◆ **Data records**:
--
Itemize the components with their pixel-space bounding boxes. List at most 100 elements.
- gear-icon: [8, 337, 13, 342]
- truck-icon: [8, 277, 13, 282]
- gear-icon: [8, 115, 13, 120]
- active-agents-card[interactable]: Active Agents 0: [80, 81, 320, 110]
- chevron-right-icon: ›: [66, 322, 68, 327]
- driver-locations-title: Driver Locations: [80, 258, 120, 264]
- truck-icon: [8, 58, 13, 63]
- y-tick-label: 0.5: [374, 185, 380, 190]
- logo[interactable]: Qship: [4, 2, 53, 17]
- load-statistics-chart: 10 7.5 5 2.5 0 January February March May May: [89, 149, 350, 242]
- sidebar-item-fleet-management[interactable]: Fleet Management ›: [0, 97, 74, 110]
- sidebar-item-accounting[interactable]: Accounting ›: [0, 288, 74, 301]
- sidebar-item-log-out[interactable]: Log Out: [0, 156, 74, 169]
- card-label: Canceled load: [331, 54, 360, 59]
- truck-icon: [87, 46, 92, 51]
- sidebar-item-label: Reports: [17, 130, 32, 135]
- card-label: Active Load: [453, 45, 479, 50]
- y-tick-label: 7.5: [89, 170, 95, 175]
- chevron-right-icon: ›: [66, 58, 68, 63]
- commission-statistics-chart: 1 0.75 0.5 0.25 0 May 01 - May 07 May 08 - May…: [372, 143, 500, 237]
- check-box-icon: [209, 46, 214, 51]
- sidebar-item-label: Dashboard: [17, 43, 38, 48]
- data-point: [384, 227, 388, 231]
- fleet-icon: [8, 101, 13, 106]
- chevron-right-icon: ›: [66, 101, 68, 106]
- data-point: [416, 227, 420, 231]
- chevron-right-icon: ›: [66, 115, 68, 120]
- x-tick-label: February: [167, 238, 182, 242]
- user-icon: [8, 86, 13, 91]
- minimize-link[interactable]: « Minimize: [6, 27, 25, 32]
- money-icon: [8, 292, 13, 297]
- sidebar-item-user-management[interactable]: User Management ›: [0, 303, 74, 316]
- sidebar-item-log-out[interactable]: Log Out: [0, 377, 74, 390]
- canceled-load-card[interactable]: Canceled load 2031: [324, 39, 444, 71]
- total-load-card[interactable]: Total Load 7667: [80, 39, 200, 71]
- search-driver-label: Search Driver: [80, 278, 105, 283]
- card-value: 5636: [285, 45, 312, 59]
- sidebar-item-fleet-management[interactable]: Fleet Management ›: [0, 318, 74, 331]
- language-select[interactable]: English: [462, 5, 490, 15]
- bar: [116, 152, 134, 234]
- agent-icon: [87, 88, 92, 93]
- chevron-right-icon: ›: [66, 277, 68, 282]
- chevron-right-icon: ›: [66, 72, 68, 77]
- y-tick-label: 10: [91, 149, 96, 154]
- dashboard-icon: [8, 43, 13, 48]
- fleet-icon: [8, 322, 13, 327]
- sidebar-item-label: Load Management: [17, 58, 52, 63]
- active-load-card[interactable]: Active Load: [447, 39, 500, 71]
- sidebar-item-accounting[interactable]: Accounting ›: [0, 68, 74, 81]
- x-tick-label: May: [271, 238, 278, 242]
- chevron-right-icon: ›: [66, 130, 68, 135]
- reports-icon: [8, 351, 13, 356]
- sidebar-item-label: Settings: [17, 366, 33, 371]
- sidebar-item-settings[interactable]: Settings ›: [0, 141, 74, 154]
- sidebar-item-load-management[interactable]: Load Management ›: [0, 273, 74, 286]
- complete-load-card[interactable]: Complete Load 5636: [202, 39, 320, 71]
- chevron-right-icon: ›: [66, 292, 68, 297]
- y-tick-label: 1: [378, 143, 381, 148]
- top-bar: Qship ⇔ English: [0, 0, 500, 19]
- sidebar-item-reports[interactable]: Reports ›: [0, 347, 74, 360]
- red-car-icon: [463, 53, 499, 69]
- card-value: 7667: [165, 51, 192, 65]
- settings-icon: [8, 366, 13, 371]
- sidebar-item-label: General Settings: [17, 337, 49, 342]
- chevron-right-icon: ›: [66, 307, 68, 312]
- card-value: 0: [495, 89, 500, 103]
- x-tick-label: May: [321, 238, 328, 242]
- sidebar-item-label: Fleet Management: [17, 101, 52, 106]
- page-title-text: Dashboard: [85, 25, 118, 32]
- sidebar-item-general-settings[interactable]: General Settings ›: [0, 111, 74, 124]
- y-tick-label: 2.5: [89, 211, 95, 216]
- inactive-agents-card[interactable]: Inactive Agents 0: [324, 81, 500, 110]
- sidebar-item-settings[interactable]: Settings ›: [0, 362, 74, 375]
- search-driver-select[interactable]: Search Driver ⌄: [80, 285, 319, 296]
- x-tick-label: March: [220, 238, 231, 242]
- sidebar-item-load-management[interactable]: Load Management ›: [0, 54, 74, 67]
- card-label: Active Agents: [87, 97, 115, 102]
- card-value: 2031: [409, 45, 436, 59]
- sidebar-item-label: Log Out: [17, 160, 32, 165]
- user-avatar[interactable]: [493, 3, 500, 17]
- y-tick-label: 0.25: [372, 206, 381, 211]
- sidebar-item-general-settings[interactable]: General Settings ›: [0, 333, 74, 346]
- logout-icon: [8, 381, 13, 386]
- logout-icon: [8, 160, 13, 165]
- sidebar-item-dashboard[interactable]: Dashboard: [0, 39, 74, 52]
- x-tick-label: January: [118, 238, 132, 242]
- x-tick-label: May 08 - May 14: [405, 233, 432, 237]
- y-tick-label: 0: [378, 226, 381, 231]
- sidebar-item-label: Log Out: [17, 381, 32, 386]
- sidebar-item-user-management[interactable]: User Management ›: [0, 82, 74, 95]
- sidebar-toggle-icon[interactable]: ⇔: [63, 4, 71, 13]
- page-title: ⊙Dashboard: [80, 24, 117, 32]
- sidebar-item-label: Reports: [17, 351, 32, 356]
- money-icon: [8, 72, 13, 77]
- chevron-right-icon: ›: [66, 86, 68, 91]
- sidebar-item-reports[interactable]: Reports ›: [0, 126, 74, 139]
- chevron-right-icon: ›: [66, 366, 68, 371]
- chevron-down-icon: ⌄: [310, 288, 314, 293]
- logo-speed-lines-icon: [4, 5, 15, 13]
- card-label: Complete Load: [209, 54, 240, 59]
--
◆ **What is needed**:
Reproduce the items word for word, from the first line through the line containing "- truck-icon: [87, 46, 92, 51]", including that line.

◆ **Result**:
Itemize the components with their pixel-space bounding boxes. List at most 100 elements.
- gear-icon: [8, 337, 13, 342]
- truck-icon: [8, 277, 13, 282]
- gear-icon: [8, 115, 13, 120]
- active-agents-card[interactable]: Active Agents 0: [80, 81, 320, 110]
- chevron-right-icon: ›: [66, 322, 68, 327]
- driver-locations-title: Driver Locations: [80, 258, 120, 264]
- truck-icon: [8, 58, 13, 63]
- y-tick-label: 0.5: [374, 185, 380, 190]
- logo[interactable]: Qship: [4, 2, 53, 17]
- load-statistics-chart: 10 7.5 5 2.5 0 January February March May May: [89, 149, 350, 242]
- sidebar-item-fleet-management[interactable]: Fleet Management ›: [0, 97, 74, 110]
- sidebar-item-accounting[interactable]: Accounting ›: [0, 288, 74, 301]
- sidebar-item-log-out[interactable]: Log Out: [0, 156, 74, 169]
- card-label: Canceled load: [331, 54, 360, 59]
- truck-icon: [87, 46, 92, 51]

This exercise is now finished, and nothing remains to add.